## AIM OF THE EXERCISE
An exact copy of the records is required, minus the pictures they hold.

◇ ◇ ◇ ◇ ◇

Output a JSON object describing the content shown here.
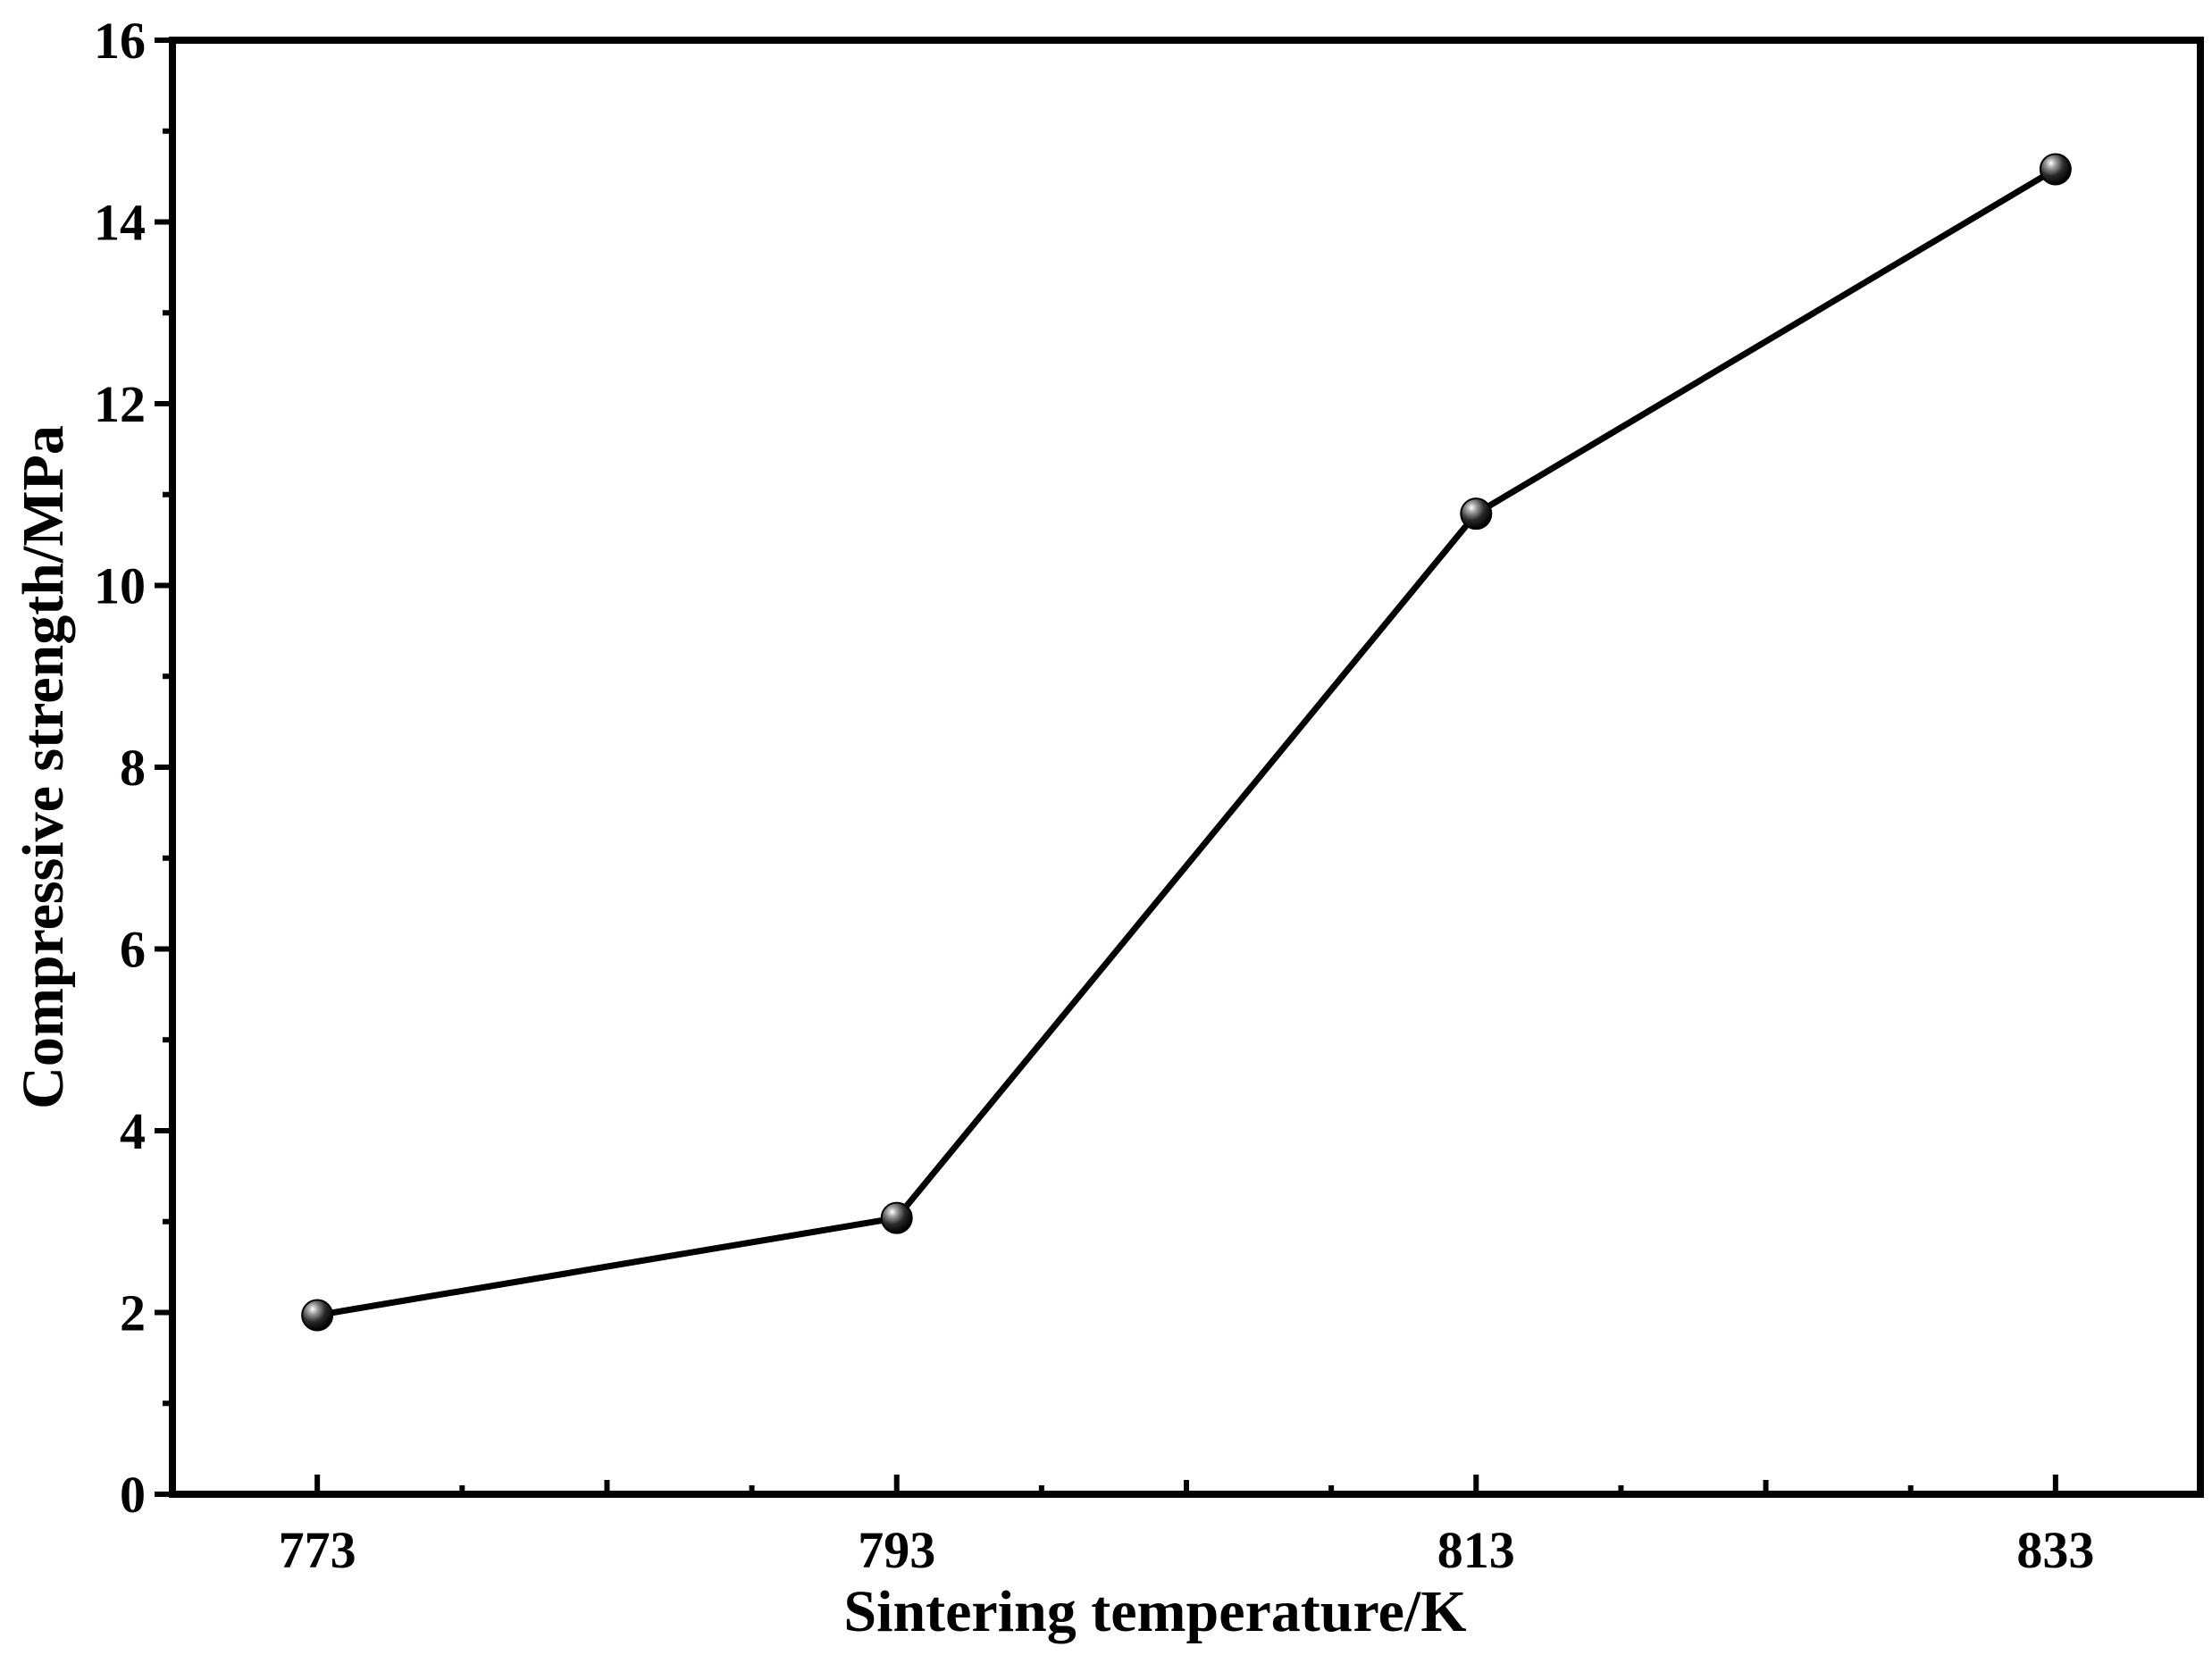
{
  "chart_data": {
    "type": "line",
    "title": "",
    "xlabel": "Sintering temperature/K",
    "ylabel": "Compressive strength/MPa",
    "x": [
      773,
      793,
      813,
      833
    ],
    "x_tick_labels": [
      "773",
      "793",
      "813",
      "833"
    ],
    "y_tick_labels": [
      "0",
      "2",
      "4",
      "6",
      "8",
      "10",
      "12",
      "14",
      "16"
    ],
    "xlim": [
      768,
      838
    ],
    "ylim": [
      0,
      16
    ],
    "series": [
      {
        "values": [
          1.97,
          3.04,
          10.79,
          14.58
        ],
        "color": "#000000",
        "marker": "sphere"
      }
    ],
    "grid": false,
    "legend": "none"
  }
}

◇ ◇ ◇ ◇ ◇

## SOLVED EXERCISE
Output a JSON object describing the content shown here.
{
  "chart_data": {
    "type": "line",
    "title": "",
    "xlabel": "Sintering temperature/K",
    "ylabel": "Compressive strength/MPa",
    "x": [
      773,
      793,
      813,
      833
    ],
    "x_tick_labels": [
      "773",
      "793",
      "813",
      "833"
    ],
    "y_tick_labels": [
      "0",
      "2",
      "4",
      "6",
      "8",
      "10",
      "12",
      "14",
      "16"
    ],
    "xlim": [
      768,
      838
    ],
    "ylim": [
      0,
      16
    ],
    "series": [
      {
        "values": [
          1.97,
          3.04,
          10.79,
          14.58
        ],
        "color": "#000000",
        "marker": "sphere"
      }
    ],
    "grid": false,
    "legend": "none"
  }
}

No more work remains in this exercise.